--- START OF Input data ---
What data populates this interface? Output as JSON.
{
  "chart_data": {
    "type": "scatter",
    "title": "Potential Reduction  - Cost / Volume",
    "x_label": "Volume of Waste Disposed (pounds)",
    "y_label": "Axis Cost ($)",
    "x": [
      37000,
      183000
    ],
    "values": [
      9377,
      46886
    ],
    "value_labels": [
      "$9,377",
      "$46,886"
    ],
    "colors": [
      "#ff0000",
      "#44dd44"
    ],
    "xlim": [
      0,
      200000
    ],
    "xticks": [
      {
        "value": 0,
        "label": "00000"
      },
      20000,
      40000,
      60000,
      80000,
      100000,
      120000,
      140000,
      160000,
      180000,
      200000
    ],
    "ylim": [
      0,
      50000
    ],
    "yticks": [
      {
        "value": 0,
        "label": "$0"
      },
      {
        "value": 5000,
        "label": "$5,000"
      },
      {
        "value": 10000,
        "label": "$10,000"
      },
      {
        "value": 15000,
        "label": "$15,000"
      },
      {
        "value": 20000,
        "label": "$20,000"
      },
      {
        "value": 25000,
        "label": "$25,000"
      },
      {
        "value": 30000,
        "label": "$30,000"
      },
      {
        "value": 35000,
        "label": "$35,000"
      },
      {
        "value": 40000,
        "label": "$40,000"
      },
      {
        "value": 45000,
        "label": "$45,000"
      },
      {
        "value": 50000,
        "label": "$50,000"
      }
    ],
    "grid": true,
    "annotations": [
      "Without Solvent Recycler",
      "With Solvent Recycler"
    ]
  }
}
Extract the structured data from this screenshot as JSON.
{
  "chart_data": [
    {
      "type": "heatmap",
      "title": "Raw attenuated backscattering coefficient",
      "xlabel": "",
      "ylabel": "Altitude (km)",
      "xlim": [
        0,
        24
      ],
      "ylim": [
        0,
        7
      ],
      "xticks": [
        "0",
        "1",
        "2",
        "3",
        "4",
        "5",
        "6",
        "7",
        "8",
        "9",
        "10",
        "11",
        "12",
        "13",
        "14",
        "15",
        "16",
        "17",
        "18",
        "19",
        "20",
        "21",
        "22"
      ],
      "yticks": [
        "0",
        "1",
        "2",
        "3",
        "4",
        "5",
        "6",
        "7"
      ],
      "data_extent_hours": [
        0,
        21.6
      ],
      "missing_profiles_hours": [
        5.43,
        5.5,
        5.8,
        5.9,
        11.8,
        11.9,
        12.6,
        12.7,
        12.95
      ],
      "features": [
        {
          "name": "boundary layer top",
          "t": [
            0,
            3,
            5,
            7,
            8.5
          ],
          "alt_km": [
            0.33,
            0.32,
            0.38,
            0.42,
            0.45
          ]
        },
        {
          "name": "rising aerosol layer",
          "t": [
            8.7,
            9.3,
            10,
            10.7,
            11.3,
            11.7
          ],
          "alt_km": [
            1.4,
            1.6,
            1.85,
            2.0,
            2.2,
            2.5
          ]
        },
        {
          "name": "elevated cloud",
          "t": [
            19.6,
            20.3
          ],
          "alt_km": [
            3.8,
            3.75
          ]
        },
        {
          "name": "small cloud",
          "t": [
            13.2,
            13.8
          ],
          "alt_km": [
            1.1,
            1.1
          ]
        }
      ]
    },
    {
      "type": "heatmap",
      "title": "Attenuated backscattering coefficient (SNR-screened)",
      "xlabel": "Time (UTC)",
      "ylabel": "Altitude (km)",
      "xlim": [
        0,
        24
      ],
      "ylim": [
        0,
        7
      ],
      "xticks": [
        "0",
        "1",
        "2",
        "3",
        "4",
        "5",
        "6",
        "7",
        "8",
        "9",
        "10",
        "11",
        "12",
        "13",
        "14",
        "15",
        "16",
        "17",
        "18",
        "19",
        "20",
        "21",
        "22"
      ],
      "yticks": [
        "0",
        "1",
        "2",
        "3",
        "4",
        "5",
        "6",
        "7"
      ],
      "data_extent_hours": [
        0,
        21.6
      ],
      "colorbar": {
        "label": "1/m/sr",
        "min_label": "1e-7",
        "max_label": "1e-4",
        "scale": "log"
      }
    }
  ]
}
--- END OF Input data ---
_Directive_.
Reproduce the whole listing word for word.

_Task solution_.
What data populates this interface? Output as JSON.
{
  "chart_data": {
    "type": "scatter",
    "title": "Potential Reduction  - Cost / Volume",
    "x_label": "Volume of Waste Disposed (pounds)",
    "y_label": "Axis Cost ($)",
    "x": [
      37000,
      183000
    ],
    "values": [
      9377,
      46886
    ],
    "value_labels": [
      "$9,377",
      "$46,886"
    ],
    "colors": [
      "#ff0000",
      "#44dd44"
    ],
    "xlim": [
      0,
      200000
    ],
    "xticks": [
      {
        "value": 0,
        "label": "00000"
      },
      20000,
      40000,
      60000,
      80000,
      100000,
      120000,
      140000,
      160000,
      180000,
      200000
    ],
    "ylim": [
      0,
      50000
    ],
    "yticks": [
      {
        "value": 0,
        "label": "$0"
      },
      {
        "value": 5000,
        "label": "$5,000"
      },
      {
        "value": 10000,
        "label": "$10,000"
      },
      {
        "value": 15000,
        "label": "$15,000"
      },
      {
        "value": 20000,
        "label": "$20,000"
      },
      {
        "value": 25000,
        "label": "$25,000"
      },
      {
        "value": 30000,
        "label": "$30,000"
      },
      {
        "value": 35000,
        "label": "$35,000"
      },
      {
        "value": 40000,
        "label": "$40,000"
      },
      {
        "value": 45000,
        "label": "$45,000"
      },
      {
        "value": 50000,
        "label": "$50,000"
      }
    ],
    "grid": true,
    "annotations": [
      "Without Solvent Recycler",
      "With Solvent Recycler"
    ]
  }
}
Extract the structured data from this screenshot as JSON.
{
  "chart_data": [
    {
      "type": "heatmap",
      "title": "Raw attenuated backscattering coefficient",
      "xlabel": "",
      "ylabel": "Altitude (km)",
      "xlim": [
        0,
        24
      ],
      "ylim": [
        0,
        7
      ],
      "xticks": [
        "0",
        "1",
        "2",
        "3",
        "4",
        "5",
        "6",
        "7",
        "8",
        "9",
        "10",
        "11",
        "12",
        "13",
        "14",
        "15",
        "16",
        "17",
        "18",
        "19",
        "20",
        "21",
        "22"
      ],
      "yticks": [
        "0",
        "1",
        "2",
        "3",
        "4",
        "5",
        "6",
        "7"
      ],
      "data_extent_hours": [
        0,
        21.6
      ],
      "missing_profiles_hours": [
        5.43,
        5.5,
        5.8,
        5.9,
        11.8,
        11.9,
        12.6,
        12.7,
        12.95
      ],
      "features": [
        {
          "name": "boundary layer top",
          "t": [
            0,
            3,
            5,
            7,
            8.5
          ],
          "alt_km": [
            0.33,
            0.32,
            0.38,
            0.42,
            0.45
          ]
        },
        {
          "name": "rising aerosol layer",
          "t": [
            8.7,
            9.3,
            10,
            10.7,
            11.3,
            11.7
          ],
          "alt_km": [
            1.4,
            1.6,
            1.85,
            2.0,
            2.2,
            2.5
          ]
        },
        {
          "name": "elevated cloud",
          "t": [
            19.6,
            20.3
          ],
          "alt_km": [
            3.8,
            3.75
          ]
        },
        {
          "name": "small cloud",
          "t": [
            13.2,
            13.8
          ],
          "alt_km": [
            1.1,
            1.1
          ]
        }
      ]
    },
    {
      "type": "heatmap",
      "title": "Attenuated backscattering coefficient (SNR-screened)",
      "xlabel": "Time (UTC)",
      "ylabel": "Altitude (km)",
      "xlim": [
        0,
        24
      ],
      "ylim": [
        0,
        7
      ],
      "xticks": [
        "0",
        "1",
        "2",
        "3",
        "4",
        "5",
        "6",
        "7",
        "8",
        "9",
        "10",
        "11",
        "12",
        "13",
        "14",
        "15",
        "16",
        "17",
        "18",
        "19",
        "20",
        "21",
        "22"
      ],
      "yticks": [
        "0",
        "1",
        "2",
        "3",
        "4",
        "5",
        "6",
        "7"
      ],
      "data_extent_hours": [
        0,
        21.6
      ],
      "colorbar": {
        "label": "1/m/sr",
        "min_label": "1e-7",
        "max_label": "1e-4",
        "scale": "log"
      }
    }
  ]
}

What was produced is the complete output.